**TO DO:**
Copy every line of the data that includes the string "page".

::::::::::

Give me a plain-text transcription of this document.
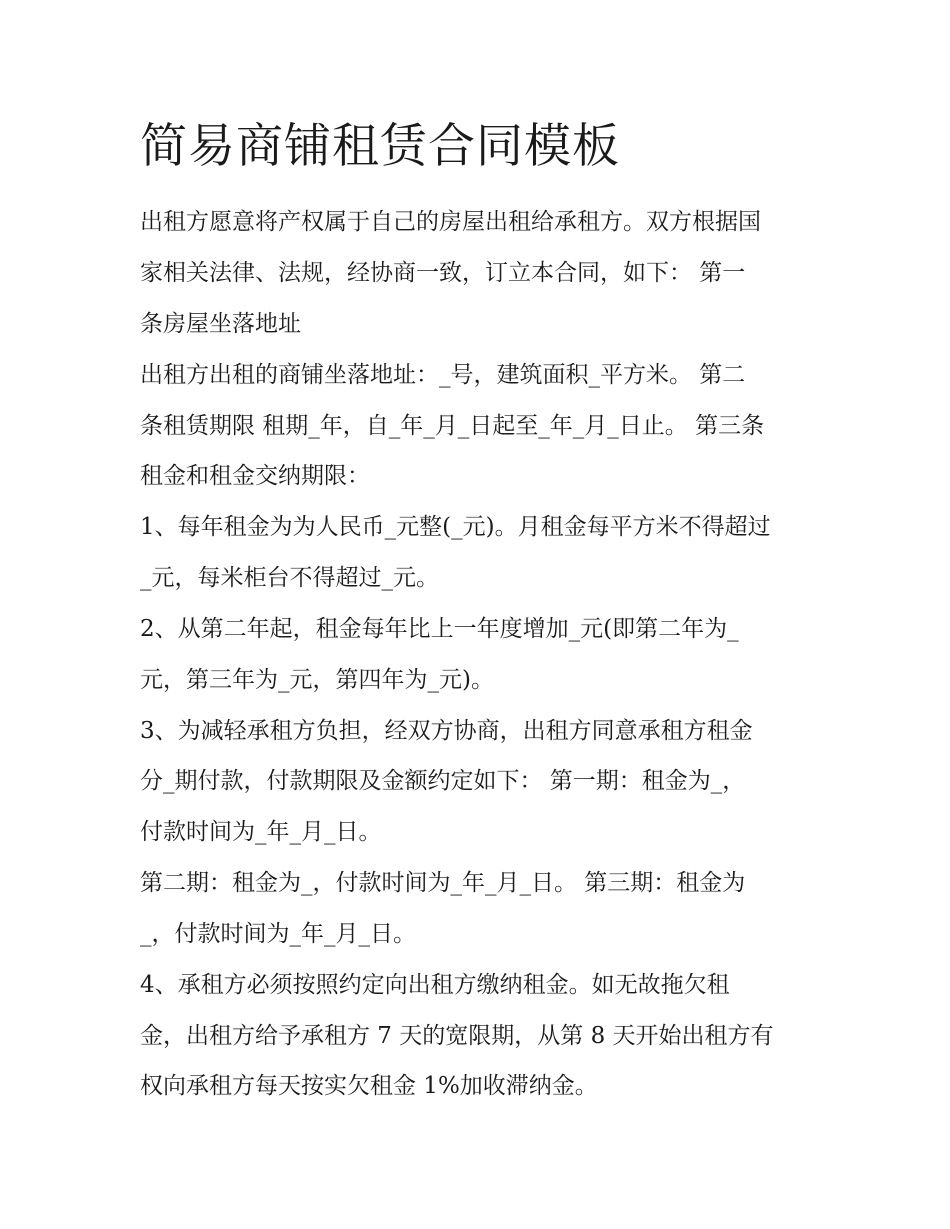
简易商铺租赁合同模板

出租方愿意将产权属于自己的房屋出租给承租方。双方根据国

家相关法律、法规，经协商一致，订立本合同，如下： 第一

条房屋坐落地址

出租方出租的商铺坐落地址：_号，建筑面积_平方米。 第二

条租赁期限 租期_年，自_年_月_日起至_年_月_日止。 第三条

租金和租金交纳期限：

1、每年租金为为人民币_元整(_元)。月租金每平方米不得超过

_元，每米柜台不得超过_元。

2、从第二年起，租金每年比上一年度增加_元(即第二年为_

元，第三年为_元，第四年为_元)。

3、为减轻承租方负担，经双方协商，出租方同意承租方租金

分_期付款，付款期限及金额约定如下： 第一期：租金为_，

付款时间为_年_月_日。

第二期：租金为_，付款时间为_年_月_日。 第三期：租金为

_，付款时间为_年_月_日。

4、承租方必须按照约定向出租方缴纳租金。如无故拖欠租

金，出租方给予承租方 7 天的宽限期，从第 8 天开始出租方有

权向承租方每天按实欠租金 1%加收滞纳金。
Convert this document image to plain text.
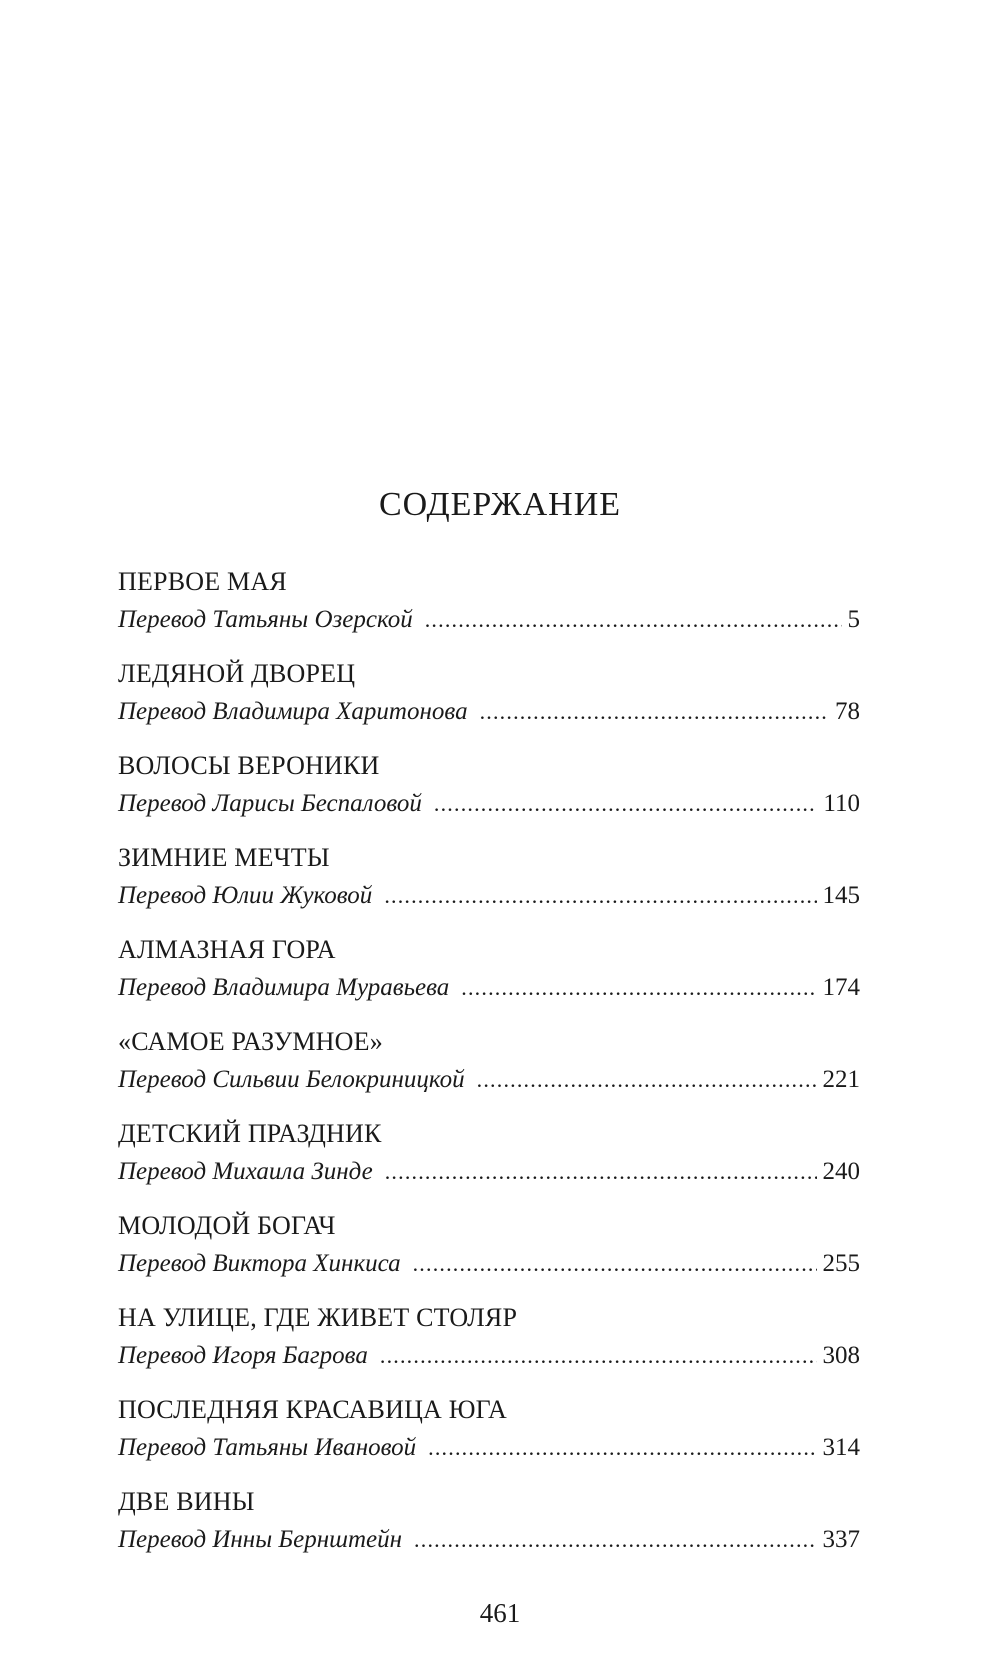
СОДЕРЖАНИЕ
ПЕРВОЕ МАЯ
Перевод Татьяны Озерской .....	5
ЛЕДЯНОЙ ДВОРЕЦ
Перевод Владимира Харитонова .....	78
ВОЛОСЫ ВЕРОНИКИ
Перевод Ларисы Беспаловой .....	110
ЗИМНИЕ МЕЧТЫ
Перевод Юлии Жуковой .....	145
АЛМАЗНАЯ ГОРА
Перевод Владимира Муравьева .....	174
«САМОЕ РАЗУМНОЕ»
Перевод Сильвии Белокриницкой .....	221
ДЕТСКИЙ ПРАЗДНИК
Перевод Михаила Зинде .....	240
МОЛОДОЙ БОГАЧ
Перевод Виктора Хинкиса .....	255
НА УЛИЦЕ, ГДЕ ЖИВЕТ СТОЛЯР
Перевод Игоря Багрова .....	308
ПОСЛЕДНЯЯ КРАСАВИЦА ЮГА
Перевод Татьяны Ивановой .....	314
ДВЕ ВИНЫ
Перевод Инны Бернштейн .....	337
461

::::::::::

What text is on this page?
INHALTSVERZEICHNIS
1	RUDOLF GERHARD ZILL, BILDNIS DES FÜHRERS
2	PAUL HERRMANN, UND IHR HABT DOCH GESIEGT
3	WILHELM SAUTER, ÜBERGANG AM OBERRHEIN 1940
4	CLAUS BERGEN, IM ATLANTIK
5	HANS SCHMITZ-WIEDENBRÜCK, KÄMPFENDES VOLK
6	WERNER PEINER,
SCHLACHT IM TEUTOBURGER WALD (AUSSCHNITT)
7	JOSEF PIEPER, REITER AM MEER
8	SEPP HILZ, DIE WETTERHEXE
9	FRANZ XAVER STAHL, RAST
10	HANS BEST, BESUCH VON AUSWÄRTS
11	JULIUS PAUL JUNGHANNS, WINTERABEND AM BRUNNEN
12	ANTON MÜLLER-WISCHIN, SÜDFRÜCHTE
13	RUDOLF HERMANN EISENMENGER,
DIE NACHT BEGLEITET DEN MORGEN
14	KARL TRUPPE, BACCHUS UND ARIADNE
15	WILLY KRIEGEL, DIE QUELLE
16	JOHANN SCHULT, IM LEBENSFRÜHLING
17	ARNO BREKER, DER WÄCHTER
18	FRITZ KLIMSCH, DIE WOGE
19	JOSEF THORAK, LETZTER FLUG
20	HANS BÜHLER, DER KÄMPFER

::::::::::

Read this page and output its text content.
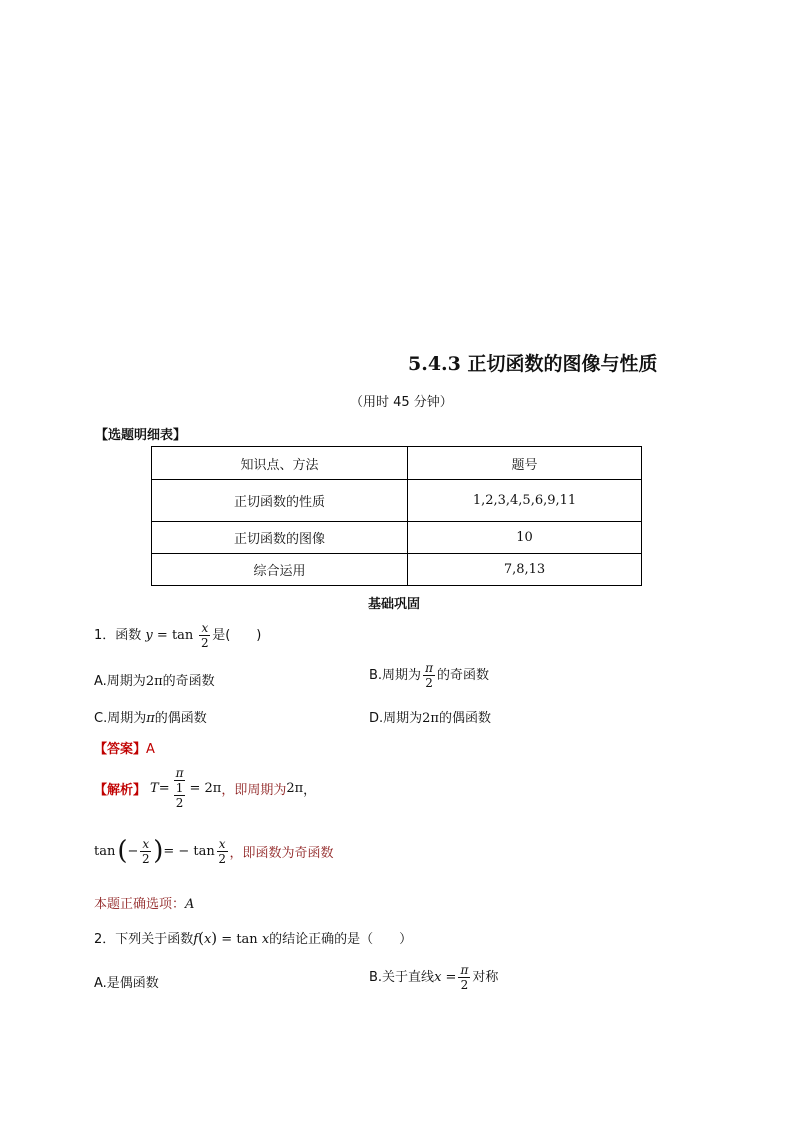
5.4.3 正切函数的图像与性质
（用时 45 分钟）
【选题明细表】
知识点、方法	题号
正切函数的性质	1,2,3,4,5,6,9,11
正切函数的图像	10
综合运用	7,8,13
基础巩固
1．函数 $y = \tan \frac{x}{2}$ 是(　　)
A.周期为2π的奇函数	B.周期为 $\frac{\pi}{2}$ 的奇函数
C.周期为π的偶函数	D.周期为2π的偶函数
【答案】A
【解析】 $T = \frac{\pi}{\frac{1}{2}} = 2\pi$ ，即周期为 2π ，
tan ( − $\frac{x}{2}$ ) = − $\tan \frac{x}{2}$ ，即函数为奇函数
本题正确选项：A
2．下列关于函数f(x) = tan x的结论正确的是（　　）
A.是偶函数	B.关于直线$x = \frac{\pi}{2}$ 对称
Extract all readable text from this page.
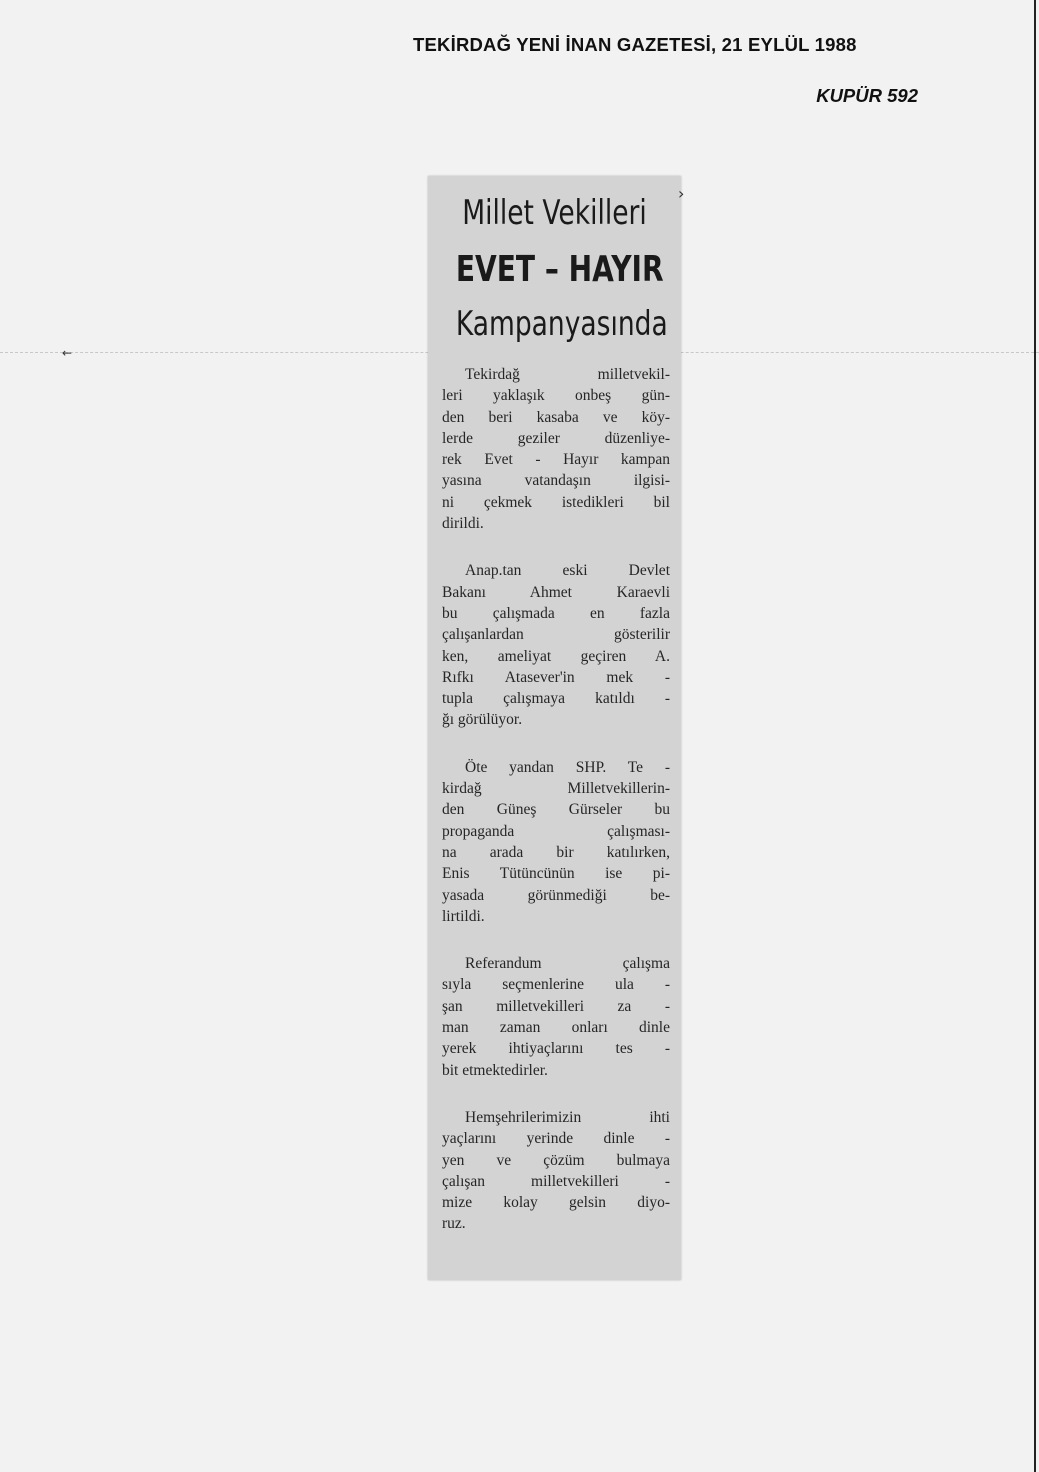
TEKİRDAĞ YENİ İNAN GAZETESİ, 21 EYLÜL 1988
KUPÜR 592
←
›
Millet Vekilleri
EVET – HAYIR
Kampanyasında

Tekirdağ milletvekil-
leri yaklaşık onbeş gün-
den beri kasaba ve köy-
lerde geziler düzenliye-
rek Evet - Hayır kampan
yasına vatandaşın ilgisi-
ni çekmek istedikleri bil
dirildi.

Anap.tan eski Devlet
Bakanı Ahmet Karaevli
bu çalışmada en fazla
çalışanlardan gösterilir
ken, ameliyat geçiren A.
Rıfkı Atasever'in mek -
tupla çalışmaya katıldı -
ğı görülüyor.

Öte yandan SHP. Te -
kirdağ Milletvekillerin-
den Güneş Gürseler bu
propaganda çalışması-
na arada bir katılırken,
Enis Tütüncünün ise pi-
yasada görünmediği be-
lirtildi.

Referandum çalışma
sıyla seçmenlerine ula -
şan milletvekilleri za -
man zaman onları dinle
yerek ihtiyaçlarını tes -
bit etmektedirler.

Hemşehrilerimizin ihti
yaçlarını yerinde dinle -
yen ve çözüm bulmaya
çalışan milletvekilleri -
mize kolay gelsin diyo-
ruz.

::::::::::

**WORKED ANSWER:**
What text is on this page?
Read this page and output its text content.
Extract all readable text from this page.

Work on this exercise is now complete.